(Records)
[start]

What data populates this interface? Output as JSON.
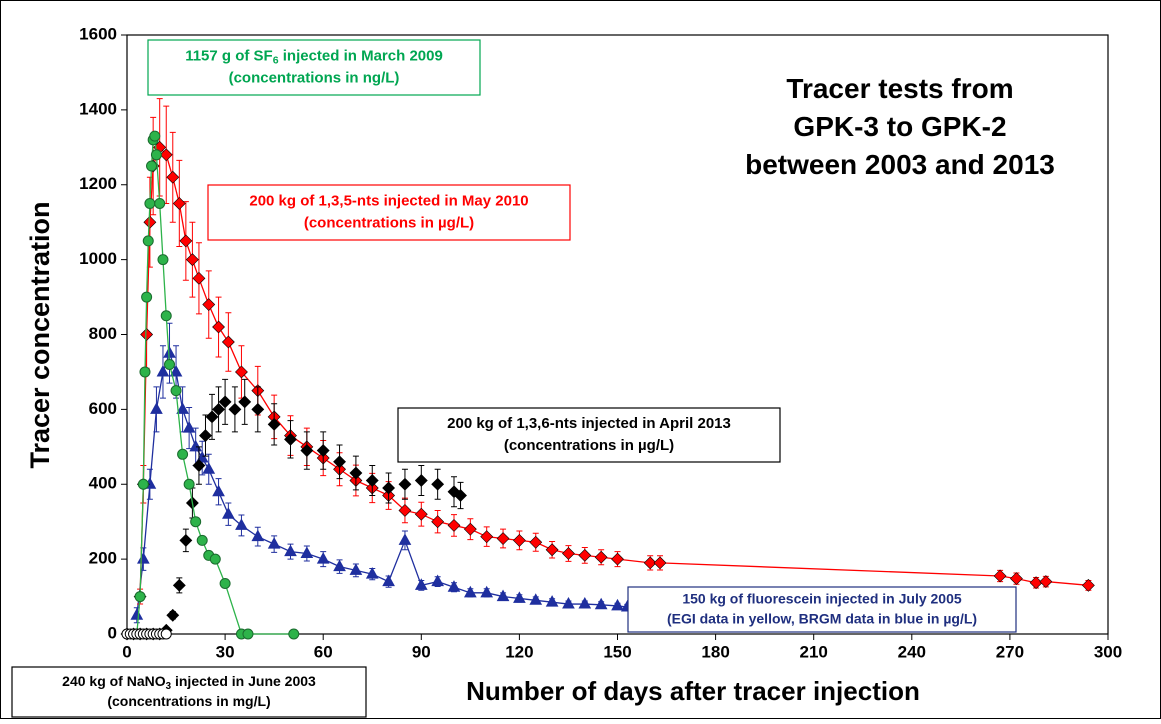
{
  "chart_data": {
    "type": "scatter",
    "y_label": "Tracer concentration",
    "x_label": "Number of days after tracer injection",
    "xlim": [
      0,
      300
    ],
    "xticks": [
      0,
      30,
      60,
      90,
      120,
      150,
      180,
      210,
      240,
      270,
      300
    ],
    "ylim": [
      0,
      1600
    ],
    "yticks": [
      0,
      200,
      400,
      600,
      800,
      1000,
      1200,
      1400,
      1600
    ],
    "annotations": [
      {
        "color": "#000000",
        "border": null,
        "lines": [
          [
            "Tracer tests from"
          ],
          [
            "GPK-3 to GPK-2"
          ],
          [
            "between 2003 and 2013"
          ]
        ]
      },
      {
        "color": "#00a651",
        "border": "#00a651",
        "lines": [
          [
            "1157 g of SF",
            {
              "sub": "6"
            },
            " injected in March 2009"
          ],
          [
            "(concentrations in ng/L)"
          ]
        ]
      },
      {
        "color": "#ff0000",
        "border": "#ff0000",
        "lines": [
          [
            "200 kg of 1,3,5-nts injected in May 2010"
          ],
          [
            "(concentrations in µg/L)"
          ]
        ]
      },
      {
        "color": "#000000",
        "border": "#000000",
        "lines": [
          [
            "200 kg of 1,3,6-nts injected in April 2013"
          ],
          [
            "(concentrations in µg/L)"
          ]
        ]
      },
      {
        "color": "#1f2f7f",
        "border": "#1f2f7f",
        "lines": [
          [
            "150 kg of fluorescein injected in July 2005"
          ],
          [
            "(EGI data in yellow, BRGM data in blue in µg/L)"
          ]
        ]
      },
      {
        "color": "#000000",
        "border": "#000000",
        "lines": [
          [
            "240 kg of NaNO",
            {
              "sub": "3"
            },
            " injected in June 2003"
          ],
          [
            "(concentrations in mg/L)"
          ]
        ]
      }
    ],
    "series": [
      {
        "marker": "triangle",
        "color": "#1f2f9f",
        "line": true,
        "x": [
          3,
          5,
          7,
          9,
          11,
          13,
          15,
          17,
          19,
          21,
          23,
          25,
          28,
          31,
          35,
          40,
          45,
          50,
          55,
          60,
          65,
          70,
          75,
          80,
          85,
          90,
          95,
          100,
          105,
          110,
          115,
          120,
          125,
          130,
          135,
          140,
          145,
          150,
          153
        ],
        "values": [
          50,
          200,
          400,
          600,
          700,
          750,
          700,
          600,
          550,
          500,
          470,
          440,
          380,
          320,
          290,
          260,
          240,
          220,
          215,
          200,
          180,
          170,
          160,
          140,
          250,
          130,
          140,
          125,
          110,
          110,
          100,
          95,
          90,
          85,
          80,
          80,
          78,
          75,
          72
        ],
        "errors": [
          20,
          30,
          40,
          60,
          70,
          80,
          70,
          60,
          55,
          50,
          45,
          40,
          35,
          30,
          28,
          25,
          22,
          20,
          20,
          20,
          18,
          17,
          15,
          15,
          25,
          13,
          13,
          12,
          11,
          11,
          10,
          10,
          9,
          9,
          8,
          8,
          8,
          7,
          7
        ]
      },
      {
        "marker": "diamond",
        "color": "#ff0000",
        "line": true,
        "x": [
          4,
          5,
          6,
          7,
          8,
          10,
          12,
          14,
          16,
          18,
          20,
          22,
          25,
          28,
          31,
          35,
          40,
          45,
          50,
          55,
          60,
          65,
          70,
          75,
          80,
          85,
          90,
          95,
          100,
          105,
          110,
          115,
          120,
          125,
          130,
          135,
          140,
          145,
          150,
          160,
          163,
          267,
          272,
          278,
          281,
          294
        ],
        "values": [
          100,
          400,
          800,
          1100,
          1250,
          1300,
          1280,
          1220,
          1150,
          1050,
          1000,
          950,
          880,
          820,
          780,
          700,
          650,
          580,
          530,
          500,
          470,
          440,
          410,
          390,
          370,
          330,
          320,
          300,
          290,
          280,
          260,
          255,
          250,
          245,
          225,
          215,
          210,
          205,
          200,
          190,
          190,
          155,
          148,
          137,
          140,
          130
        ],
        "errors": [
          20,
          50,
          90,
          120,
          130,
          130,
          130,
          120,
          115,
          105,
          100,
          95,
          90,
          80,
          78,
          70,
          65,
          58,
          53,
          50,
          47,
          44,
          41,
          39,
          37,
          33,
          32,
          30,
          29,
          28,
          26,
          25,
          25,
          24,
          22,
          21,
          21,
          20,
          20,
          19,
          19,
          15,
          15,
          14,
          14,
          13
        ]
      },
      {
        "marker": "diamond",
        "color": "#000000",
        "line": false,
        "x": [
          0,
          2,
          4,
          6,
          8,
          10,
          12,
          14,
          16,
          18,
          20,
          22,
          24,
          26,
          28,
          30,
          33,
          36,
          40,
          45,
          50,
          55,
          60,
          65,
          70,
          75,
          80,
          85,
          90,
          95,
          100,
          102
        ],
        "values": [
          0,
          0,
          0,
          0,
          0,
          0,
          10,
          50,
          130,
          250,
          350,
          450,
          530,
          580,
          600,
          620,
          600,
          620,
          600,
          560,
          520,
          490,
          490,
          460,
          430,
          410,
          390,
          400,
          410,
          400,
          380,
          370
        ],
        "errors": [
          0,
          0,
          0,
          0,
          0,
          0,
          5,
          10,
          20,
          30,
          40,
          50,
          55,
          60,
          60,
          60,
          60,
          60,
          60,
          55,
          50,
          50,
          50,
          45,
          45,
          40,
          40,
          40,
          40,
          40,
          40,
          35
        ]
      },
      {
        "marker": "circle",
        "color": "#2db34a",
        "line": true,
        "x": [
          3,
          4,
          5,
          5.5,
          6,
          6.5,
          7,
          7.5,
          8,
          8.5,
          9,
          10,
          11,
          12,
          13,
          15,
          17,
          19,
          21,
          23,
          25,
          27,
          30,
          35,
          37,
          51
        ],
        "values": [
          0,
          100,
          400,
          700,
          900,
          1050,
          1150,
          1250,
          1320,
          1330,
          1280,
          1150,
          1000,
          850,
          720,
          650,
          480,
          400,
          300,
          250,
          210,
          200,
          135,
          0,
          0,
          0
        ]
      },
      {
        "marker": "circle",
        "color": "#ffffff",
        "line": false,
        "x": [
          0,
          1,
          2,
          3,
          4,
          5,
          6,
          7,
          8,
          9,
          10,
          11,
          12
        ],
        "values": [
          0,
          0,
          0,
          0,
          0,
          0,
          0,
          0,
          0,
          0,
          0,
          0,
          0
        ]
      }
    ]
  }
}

[end]
[start]

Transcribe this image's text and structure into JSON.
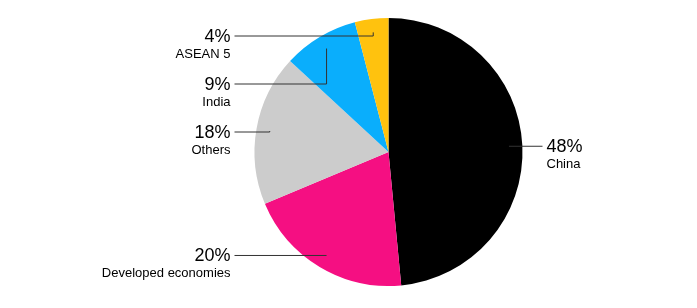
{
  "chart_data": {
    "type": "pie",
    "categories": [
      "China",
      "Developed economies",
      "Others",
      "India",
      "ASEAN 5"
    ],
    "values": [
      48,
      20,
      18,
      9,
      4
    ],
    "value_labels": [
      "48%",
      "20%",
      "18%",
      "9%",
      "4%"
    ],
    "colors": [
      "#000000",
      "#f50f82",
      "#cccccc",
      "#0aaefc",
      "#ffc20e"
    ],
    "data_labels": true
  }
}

[end]

→ Short problem: Go through the material line by line. Show each line that contains the string "concentrations".

→ Task result:
            "(concentrations in ng/L)"
            "(concentrations in µg/L)"
            "(concentrations in µg/L)"
            "(concentrations in mg/L)"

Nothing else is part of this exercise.